Spatial annotation entries:
★ ★ ★ ★ ★ ★ ★
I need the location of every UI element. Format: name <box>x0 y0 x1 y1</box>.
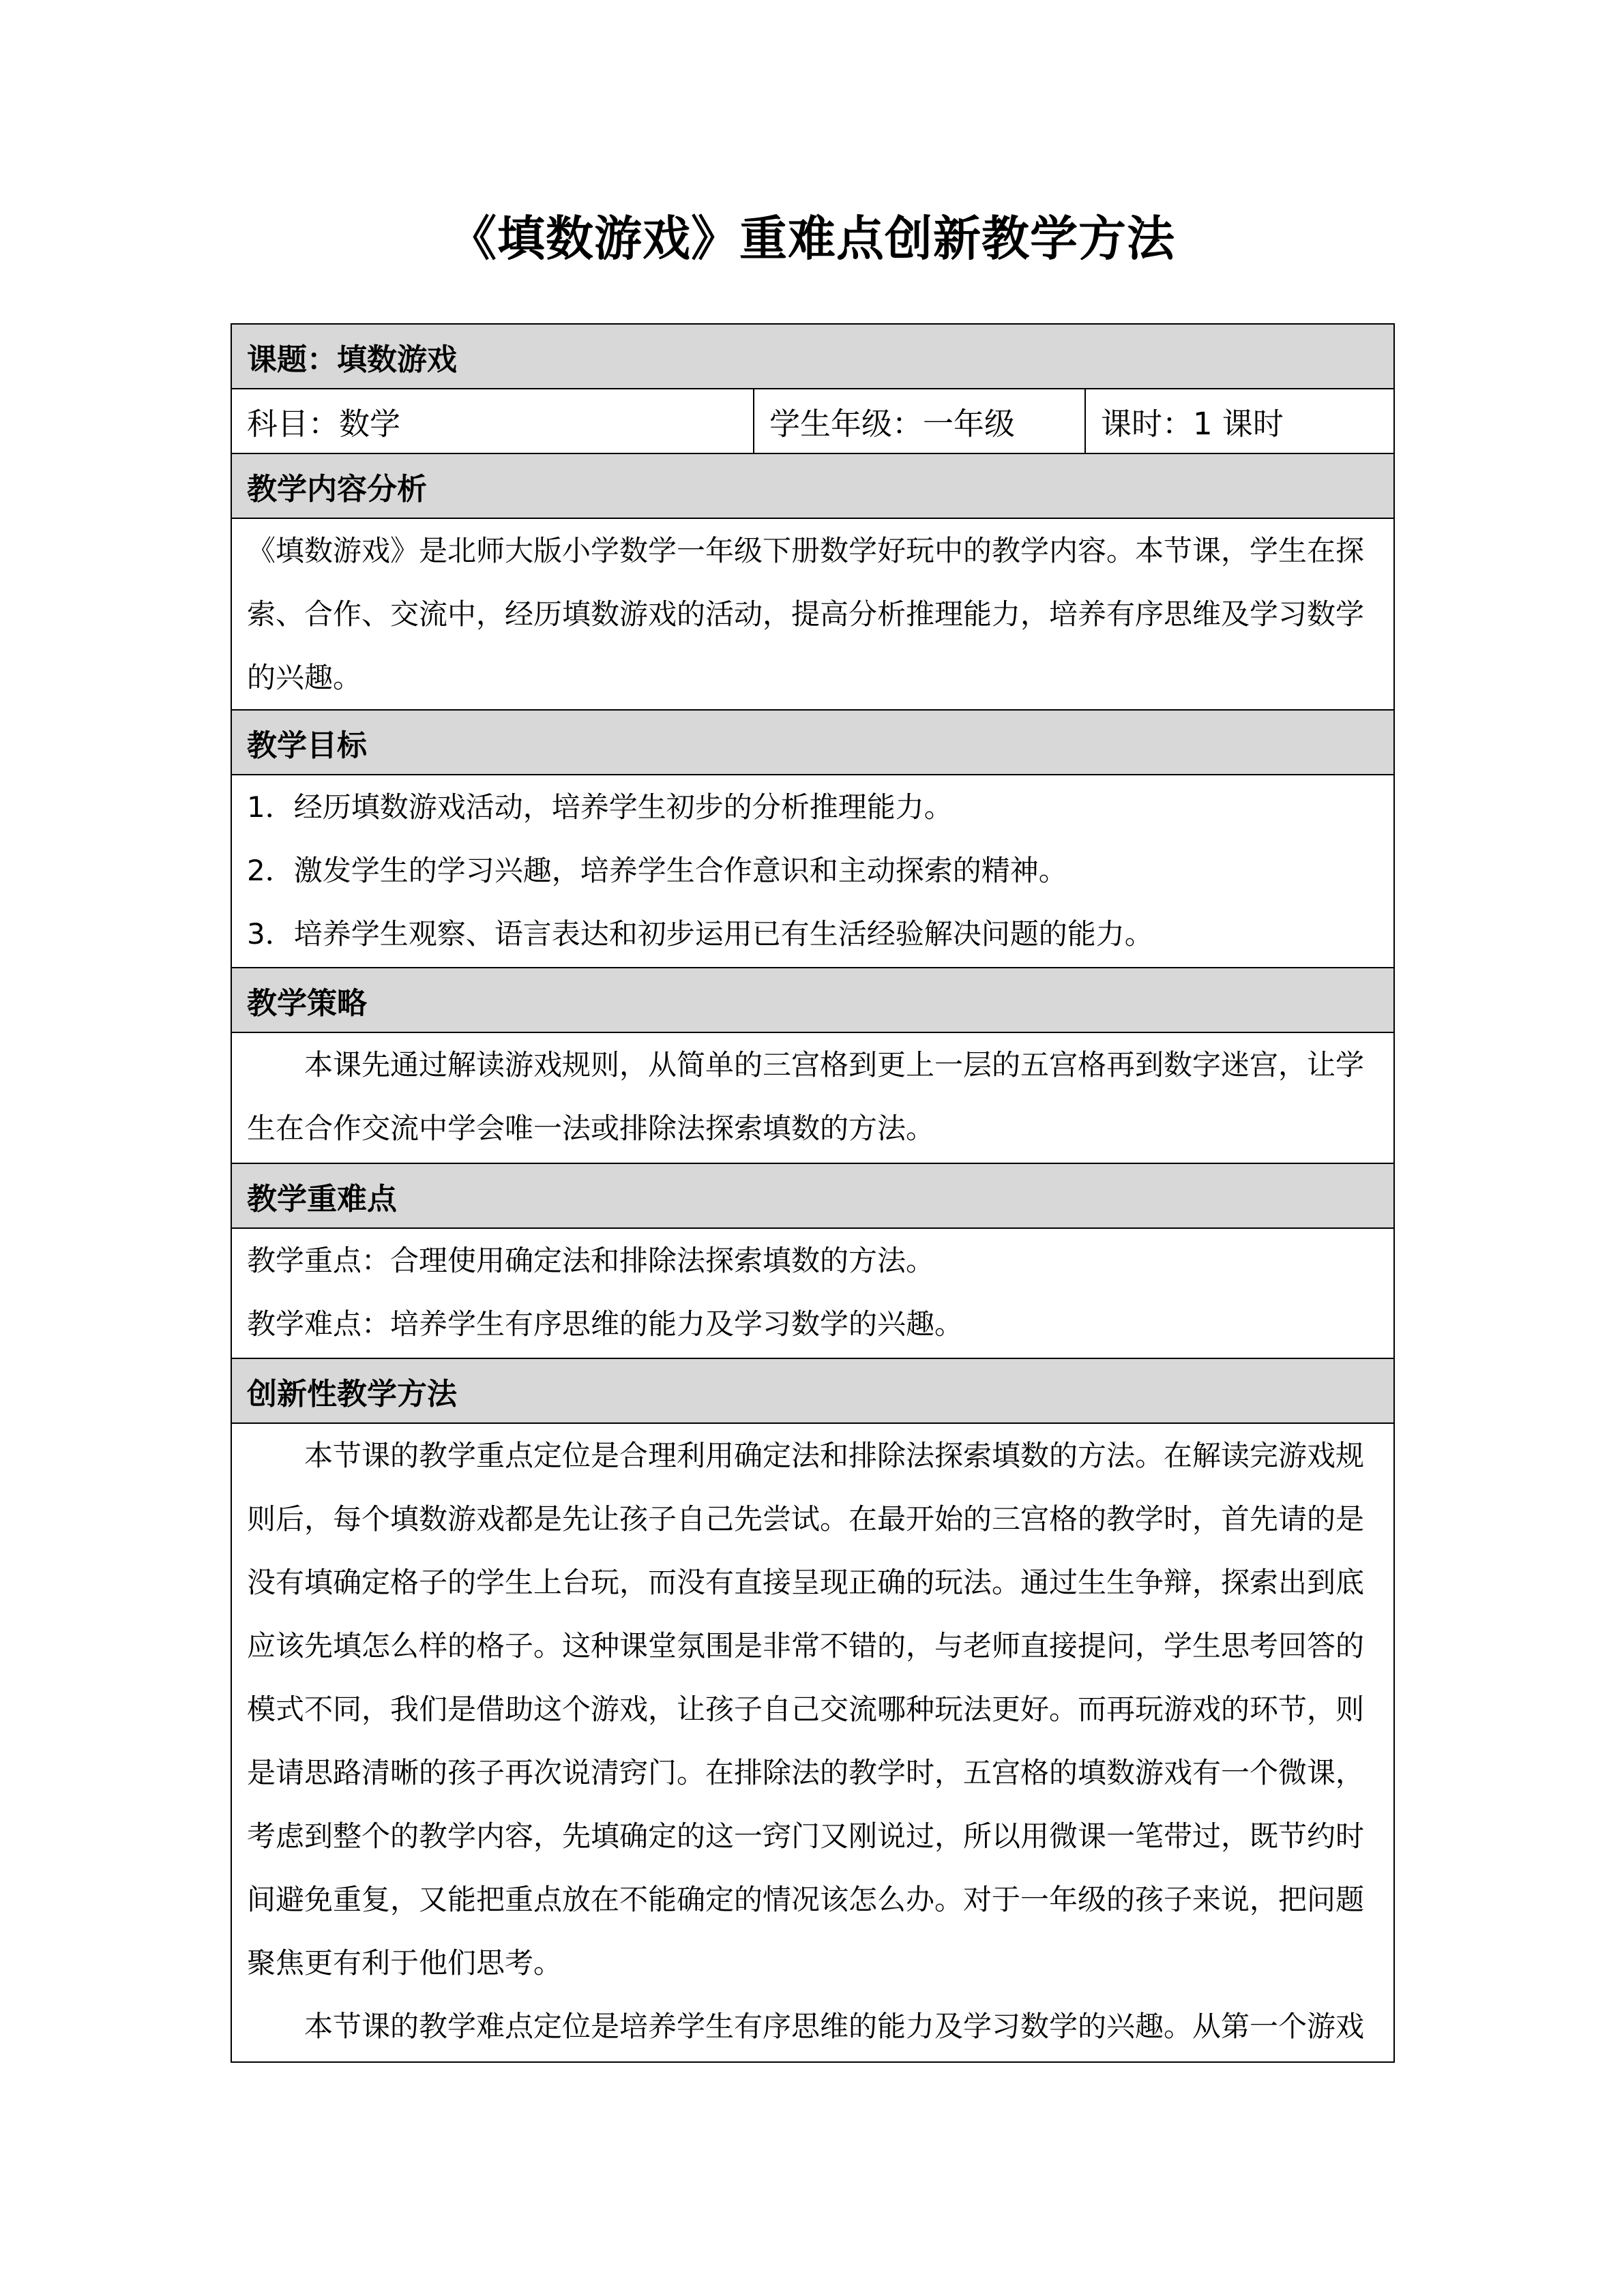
course-row <box>231 324 1394 389</box>
subject-cell: 科目：数学 <box>231 389 754 453</box>
analysis-heading: 教学内容分析 <box>231 453 1394 518</box>
goals-heading: 教学目标 <box>231 710 1394 775</box>
hours-cell: 课时：1 课时 <box>1085 389 1394 453</box>
meta-row <box>231 389 1394 453</box>
strategy-heading: 教学策略 <box>231 968 1394 1032</box>
keypoints-content-row <box>231 1228 1394 1358</box>
strategy-content-row <box>231 1032 1394 1163</box>
strategy-line: 本课先通过解读游戏规则，从简单的三宫格到更上一层的五宫格再到数字迷宫，让学 <box>304 1048 1365 1082</box>
methods-line: 本节课的教学难点定位是培养学生有序思维的能力及学习数学的兴趣。从第一个游戏 <box>304 2010 1365 2043</box>
analysis-line: 索、合作、交流中，经历填数游戏的活动，提高分析推理能力，培养有序思维及学习数学 <box>247 597 1365 631</box>
methods-body <box>231 1423 1394 2062</box>
analysis-body <box>231 518 1394 710</box>
methods-line: 间避免重复，又能把重点放在不能确定的情况该怎么办。对于一年级的孩子来说，把问题 <box>247 1883 1365 1916</box>
methods-line: 聚焦更有利于他们思考。 <box>247 1946 563 1980</box>
course-label: 课题：填数游戏 <box>231 324 1394 389</box>
keypoint-line: 教学难点：培养学生有序思维的能力及学习数学的兴趣。 <box>247 1307 964 1341</box>
methods-line: 没有填确定格子的学生上台玩，而没有直接呈现正确的玩法。通过生生争辩，探索出到底 <box>247 1566 1365 1599</box>
page-title: 《填数游戏》重难点创新教学方法 <box>449 211 1175 267</box>
analysis-line: 的兴趣。 <box>247 661 362 694</box>
lesson-table <box>231 323 1395 2063</box>
grade-cell: 学生年级：一年级 <box>754 389 1085 453</box>
methods-line: 应该先填怎么样的格子。这种课堂氛围是非常不错的，与老师直接提问，学生思考回答的 <box>247 1629 1365 1663</box>
methods-line: 模式不同，我们是借助这个游戏，让孩子自己交流哪种玩法更好。而再玩游戏的环节，则 <box>247 1693 1365 1726</box>
methods-line: 考虑到整个的教学内容，先填确定的这一窍门又刚说过，所以用微课一笔带过，既节约时 <box>247 1819 1365 1853</box>
goal-item: 2．激发学生的学习兴趣，培养学生合作意识和主动探索的精神。 <box>247 854 1067 887</box>
goal-item: 1．经历填数游戏活动，培养学生初步的分析推理能力。 <box>247 790 953 824</box>
analysis-line: 《填数游戏》是北师大版小学数学一年级下册数学好玩中的教学内容。本节课，学生在探 <box>247 534 1365 567</box>
goals-content-row <box>231 775 1394 968</box>
analysis-content-row <box>231 518 1394 710</box>
methods-line: 本节课的教学重点定位是合理利用确定法和排除法探索填数的方法。在解读完游戏规 <box>304 1439 1365 1472</box>
strategy-line: 生在合作交流中学会唯一法或排除法探索填数的方法。 <box>247 1112 935 1145</box>
goals-body <box>231 775 1394 968</box>
goals-heading-row <box>231 710 1394 775</box>
keypoints-body <box>231 1228 1394 1358</box>
keypoint-line: 教学重点：合理使用确定法和排除法探索填数的方法。 <box>247 1244 935 1277</box>
strategy-body <box>231 1032 1394 1163</box>
methods-line: 则后，每个填数游戏都是先让孩子自己先尝试。在最开始的三宫格的教学时，首先请的是 <box>247 1502 1365 1536</box>
analysis-heading-row <box>231 453 1394 518</box>
strategy-heading-row <box>231 968 1394 1032</box>
methods-heading: 创新性教学方法 <box>231 1358 1394 1423</box>
methods-content-row <box>231 1423 1394 2062</box>
keypoints-heading: 教学重难点 <box>231 1163 1394 1228</box>
methods-heading-row <box>231 1358 1394 1423</box>
keypoints-heading-row <box>231 1163 1394 1228</box>
methods-line: 是请思路清晰的孩子再次说清窍门。在排除法的教学时，五宫格的填数游戏有一个微课， <box>247 1756 1365 1789</box>
goal-item: 3．培养学生观察、语言表达和初步运用已有生活经验解决问题的能力。 <box>247 917 1153 951</box>
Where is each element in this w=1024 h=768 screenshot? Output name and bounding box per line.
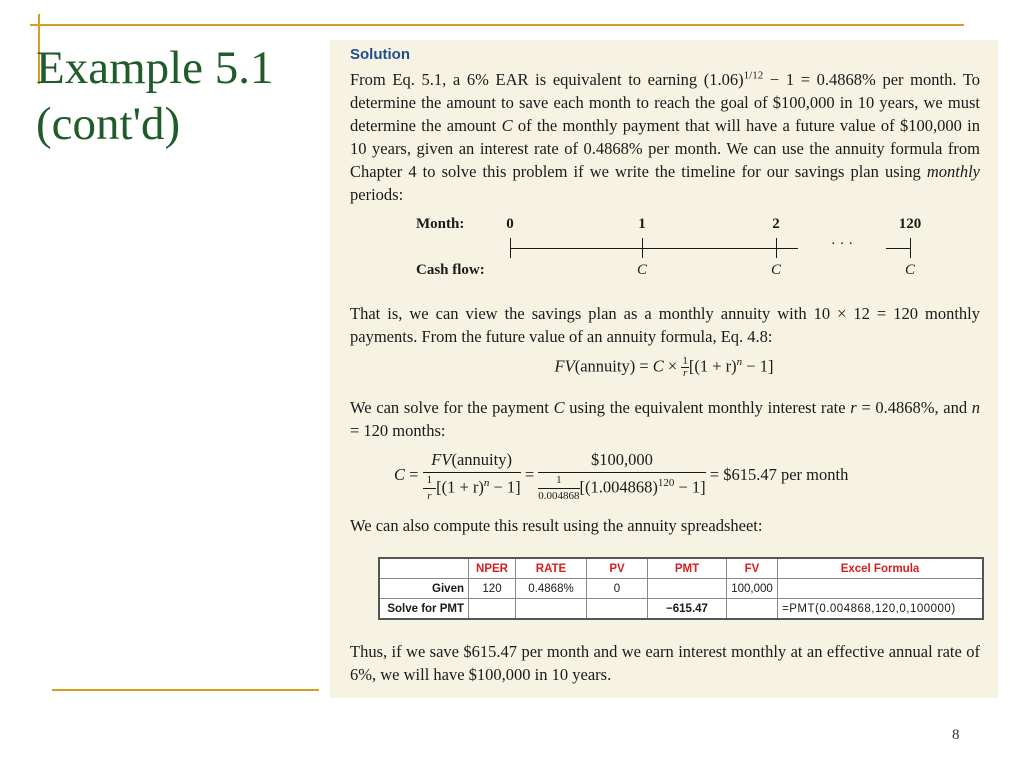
p1-var-c: C [501, 116, 513, 135]
table-cell: 100,000 [727, 579, 778, 599]
fv-lhs-rest: (annuity) = [574, 356, 653, 376]
cf-frac1-close: − 1] [489, 477, 521, 497]
p3-text-c: = 0.4868%, and [856, 398, 972, 417]
cf-frac2-small [538, 475, 579, 502]
table-cell: 120 [469, 579, 516, 599]
cf-frac2-small-num: 1 [538, 475, 579, 489]
p1-text-c: of the monthly payment that will have a future value of $100,000 in 10 years, given an interest rate of 0.4868% per month. We can use the annuity formula from Chapter 4 to solve this problem if we write the timeline for our savings plan using [350, 116, 980, 181]
timeline-tick-2 [776, 238, 777, 258]
cf-frac2-den-rest: [(1.004868) [579, 477, 658, 497]
table-cell [778, 579, 984, 599]
cf-frac2-num: $100,000 [538, 450, 705, 473]
p3-text-a: We can solve for the payment [350, 398, 554, 417]
cf-result: = $615.47 per month [705, 464, 849, 484]
cf-frac1-num-rest: (annuity) [451, 450, 512, 469]
fv-fraction [681, 356, 689, 379]
paragraph-4: We can also compute this result using the annuity spreadsheet: [350, 516, 763, 535]
timeline-period-1: 1 [638, 216, 646, 232]
timeline-cashflow-1: C [636, 262, 648, 278]
cf-frac1-small [423, 475, 437, 502]
timeline-axis-end [886, 248, 911, 249]
cf-eq-1: = [405, 464, 423, 484]
paragraph-3 [350, 396, 980, 442]
table-cell [516, 599, 587, 620]
table-cell: Solve for PMT [379, 599, 469, 620]
cf-frac1-num [423, 450, 521, 473]
timeline-tick-1 [642, 238, 643, 258]
bottom-divider [52, 689, 319, 691]
timeline-month-label: Month: [416, 216, 465, 232]
p1-text-b: − 1 = 0.4868% per month. To determine the amount to save each month to reach the goal of $100,000 in 10 years, we must determine the amount [350, 70, 980, 135]
spreadsheet-header-pv: PV [587, 558, 648, 579]
timeline-cashflow-label: Cash flow: [416, 262, 485, 278]
page-number: 8 [952, 727, 960, 743]
p1-exponent: 1/12 [743, 69, 764, 82]
solution-panel [330, 40, 998, 698]
slide-title-line1: Example 5.1 [36, 42, 274, 94]
spreadsheet-header-formula: Excel Formula [778, 558, 984, 579]
cf-frac1-fv: FV [431, 450, 452, 469]
table-cell-excel-formula: =PMT(0.004868,120,0,100000) [778, 599, 984, 620]
fv-annuity-formula [330, 356, 998, 379]
fv-var-c: C [652, 356, 664, 376]
cf-frac1-exp: n [483, 476, 490, 489]
p3-text-b: using the equivalent monthly interest rate [564, 398, 851, 417]
timeline-period-0: 0 [506, 216, 514, 232]
table-cell [587, 599, 648, 620]
table-cell [648, 579, 727, 599]
spreadsheet-given-row [379, 579, 983, 599]
table-cell: Given [379, 579, 469, 599]
paragraph-2: That is, we can view the savings plan as a monthly annuity with 10 × 12 = 120 monthly payments. From the future value of an annuity formula, Eq. 4.8: [350, 304, 980, 346]
fv-exponent: n [736, 355, 743, 368]
fv-times: × [663, 356, 682, 376]
slide-title-line2: (cont'd) [36, 98, 181, 150]
spreadsheet-solve-row [379, 599, 983, 620]
timeline-axis [510, 248, 798, 249]
spreadsheet-header-rate: RATE [516, 558, 587, 579]
timeline-ellipsis: · · · [830, 236, 854, 252]
table-cell [727, 599, 778, 620]
paragraph-5: Thus, if we save $615.47 per month and we earn interest monthly at an effective annual rate of 6%, we will have $100,000 in 10 years. [350, 642, 980, 684]
cf-fraction-2 [538, 450, 705, 502]
cf-frac2-den [538, 473, 705, 502]
table-cell: 0 [587, 579, 648, 599]
timeline-tick-120 [910, 238, 911, 258]
p1-text-a: From Eq. 5.1, a 6% EAR is equivalent to earning (1.06) [350, 70, 744, 89]
cf-frac1-den-rest: [(1 + r) [436, 477, 484, 497]
paragraph-1 [350, 68, 980, 206]
cf-eq-2: = [520, 464, 539, 484]
payment-formula [394, 450, 848, 502]
cf-frac1-small-den: r [427, 490, 432, 502]
p1-monthly: monthly [926, 162, 980, 181]
fv-label: FV [554, 356, 575, 376]
cf-frac1-small-num: 1 [423, 475, 437, 489]
timeline-cashflow-120: C [904, 262, 916, 278]
slide-title [36, 40, 326, 152]
p1-text-d: periods: [350, 185, 404, 204]
cf-var-c: C [394, 464, 406, 484]
timeline-period-2: 2 [772, 216, 780, 232]
fv-bracket: [(1 + r) [688, 356, 737, 376]
p3-var-r: r [850, 398, 857, 417]
cf-frac2-close: − 1] [674, 477, 706, 497]
cf-frac2-small-den: 0.004868 [538, 490, 580, 502]
fv-close: − 1] [742, 356, 774, 376]
timeline-cashflow-2: C [770, 262, 782, 278]
spreadsheet-header-fv: FV [727, 558, 778, 579]
cf-fraction-1 [423, 450, 521, 502]
solution-heading: Solution [350, 46, 410, 63]
spreadsheet-header-nper: NPER [469, 558, 516, 579]
fv-frac-den: r [682, 367, 688, 379]
p3-text-d: = 120 months: [350, 421, 446, 440]
timeline-period-120: 120 [898, 216, 922, 232]
table-cell: 0.4868% [516, 579, 587, 599]
p3-var-n: n [971, 398, 981, 417]
p3-var-c: C [553, 398, 565, 417]
spreadsheet-header-row [379, 558, 983, 579]
spreadsheet-header-blank [379, 558, 469, 579]
top-divider [30, 24, 964, 26]
cf-frac2-exp: 120 [657, 476, 675, 489]
table-cell-pmt-result: −615.47 [648, 599, 727, 620]
cf-frac1-den [423, 473, 521, 502]
fv-frac-num: 1 [682, 355, 688, 367]
spreadsheet-header-pmt: PMT [648, 558, 727, 579]
annuity-spreadsheet [378, 557, 984, 620]
table-cell [469, 599, 516, 620]
timeline-tick-0 [510, 238, 511, 258]
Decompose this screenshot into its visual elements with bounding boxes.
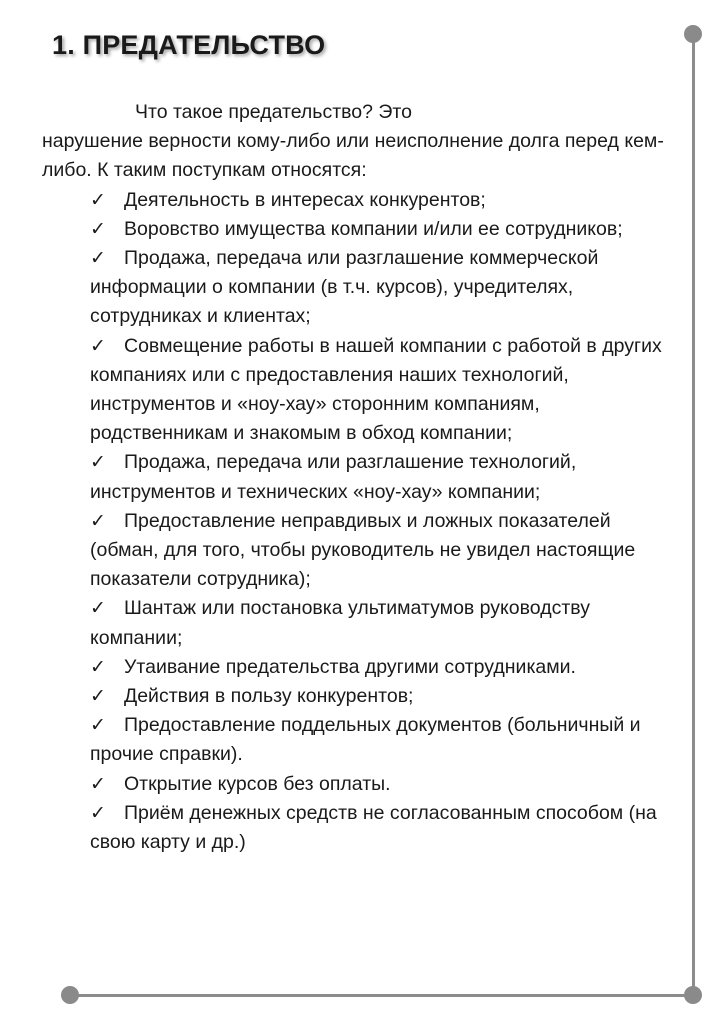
★ ★ ★ ★ ★ ★ ★
Instructions for the task = Reproduce everything from the line containing "p1-var-c: C [501, 116, 513, 135]" down to the line containing "table-cell: 120 [469, 579, 516, 599]", both included, and nothing else.

The completed task =
p1-var-c: C [501, 116, 513, 135]
table-cell: 100,000 [727, 579, 778, 599]
fv-lhs-rest: (annuity) = [574, 356, 653, 376]
cf-frac1-close: − 1] [489, 477, 521, 497]
p3-text-c: = 0.4868%, and [856, 398, 972, 417]
cf-frac2-small [538, 475, 579, 502]
table-cell: 120 [469, 579, 516, 599]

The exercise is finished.